>> Start
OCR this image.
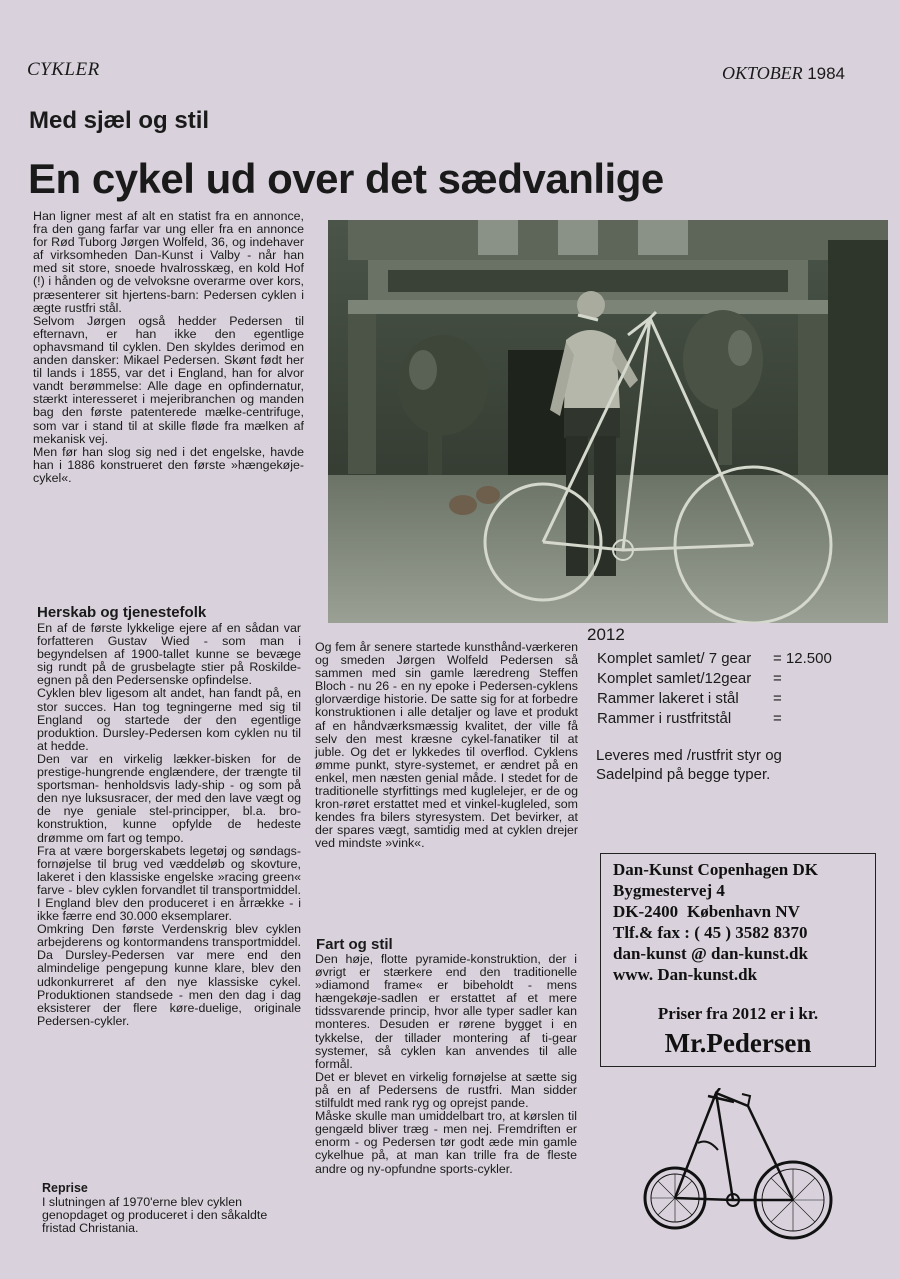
CYKLER	OKTOBER 1984
Med sjæl og stil
En cykel ud over det sædvanlige

Han ligner mest af alt en statist fra en annonce, fra den gang farfar var ung eller fra en annonce for Rød Tuborg Jørgen Wolfeld, 36, og indehaver af virksomheden Dan-Kunst i Valby - når han med sit store, snoede hvalrosskæg, en kold Hof (!) i hånden og de velvoksne overarme over kors, præsenterer sit hjertens-barn: Pedersen cyklen i ægte rustfri stål.

Selvom Jørgen også hedder Pedersen til efternavn, er han ikke den egentlige ophavsmand til cyklen. Den skyldes derimod en anden dansker: Mikael Pedersen. Skønt født her til lands i 1855, var det i England, han for alvor vandt berømmelse: Alle dage en opfindernatur, stærkt interesseret i mejeribranchen og manden bag den første patenterede mælke-centrifuge, som var i stand til at skille fløde fra mælken af mekanisk vej.

Men før han slog sig ned i det engelske, havde han i 1886 konstrueret den første »hængekøje-cykel«.

Herskab og tjenestefolk

En af de første lykkelige ejere af en sådan var forfatteren Gustav Wied - som man i begyndelsen af 1900-tallet kunne se bevæge sig rundt på de grusbelagte stier på Roskilde-egnen på den Pedersenske opfindelse.

Cyklen blev ligesom alt andet, han fandt på, en stor succes. Han tog tegningerne med sig til England og startede der den egentlige produktion. Dursley-Pedersen kom cyklen nu til at hedde.

Den var en virkelig lækker-bisken for de prestige-hungrende englændere, der trængte til sportsman- henholdsvis lady-ship - og som på den nye luksusracer, der med den lave vægt og de nye geniale stel-principper, bl.a. bro-konstruktion, kunne opfylde de hedeste drømme om fart og tempo.

Fra at være borgerskabets legetøj og søndags-fornøjelse til brug ved væddeløb og skovture, lakeret i den klassiske engelske »racing green« farve - blev cyklen forvandlet til transportmiddel. I England blev den produceret i en årrække - i ikke færre end 30.000 eksemplarer.

Omkring Den første Verdenskrig blev cyklen arbejderens og kontormandens transportmiddel. Da Dursley-Pedersen var mere end den almindelige pengepung kunne klare, blev den udkonkurreret af den nye klassiske cykel. Produktionen standsede - men den dag i dag eksisterer der flere køre-duelige, originale Pedersen-cykler.

Reprise
I slutningen af 1970'erne blev cyklen genopdaget og produceret i den såkaldte fristad Christania.
Og fem år senere startede kunsthånd-værkeren og smeden Jørgen Wolfeld Pedersen så sammen med sin gamle læredreng Steffen Bloch - nu 26 - en ny epoke i Pedersen-cyklens glorværdige historie. De satte sig for at forbedre konstruktionen i alle detaljer og lave et produkt af en håndværksmæssig kvalitet, der ville få selv den mest kræsne cykel-fanatiker til at juble. Og det er lykkedes til overflod. Cyklens ømme punkt, styre-systemet, er ændret på en enkel, men næsten genial måde. I stedet for de traditionelle styrfittings med kuglelejer, er de og kron-røret erstattet med et vinkel-kugleled, som kendes fra bilers styresystem. Det bevirker, at der spares vægt, samtidig med at cyklen drejer ved mindste »vink«.
Fart og stil

Den høje, flotte pyramide-konstruktion, der i øvrigt er stærkere end den traditionelle »diamond frame« er bibeholdt - mens hængekøje-sadlen er erstattet af et mere tidssvarende princip, hvor alle typer sadler kan monteres. Desuden er rørene bygget i en tykkelse, der tillader montering af ti-gear systemer, så cyklen kan anvendes til alle formål.

Det er blevet en virkelig fornøjelse at sætte sig på en af Pedersens de rustfri. Man sidder stilfuldt med rank ryg og oprejst pande.

Måske skulle man umiddelbart tro, at kørslen til gengæld bliver træg - men nej. Fremdriften er enorm - og Pedersen tør godt æde min gamle cykelhue på, at man kan trille fra de fleste andre og ny-opfundne sports-cykler.

2012
Komplet samlet/ 7 gear	= 12.500
Komplet samlet/12gear	=
Rammer lakeret i stål	=
Rammer i rustfritstål	=
Leveres med /rustfrit styr og Sadelpind på begge typer.
Dan-Kunst Copenhagen DK
Bygmestervej 4
DK-2400 København NV
Tlf.& fax : ( 45 ) 3582 8370
dan-kunst @ dan-kunst.dk
www. Dan-kunst.dk
Priser fra 2012 er i kr.
Mr.Pedersen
>> End
> WRITTEN REQUEST: Which lines hold the word "produceret"? Copy every one of them.

> OUTPUT:
Fra at være borgerskabets legetøj og søndags-fornøjelse til brug ved væddeløb og skovture, lakeret i den klassiske engelske »racing green« farve - blev cyklen forvandlet til transportmiddel. I England blev den produceret i en årrække - i ikke færre end 30.000 eksemplarer.
I slutningen af 1970'erne blev cyklen genopdaget og produceret i den såkaldte fristad Christania.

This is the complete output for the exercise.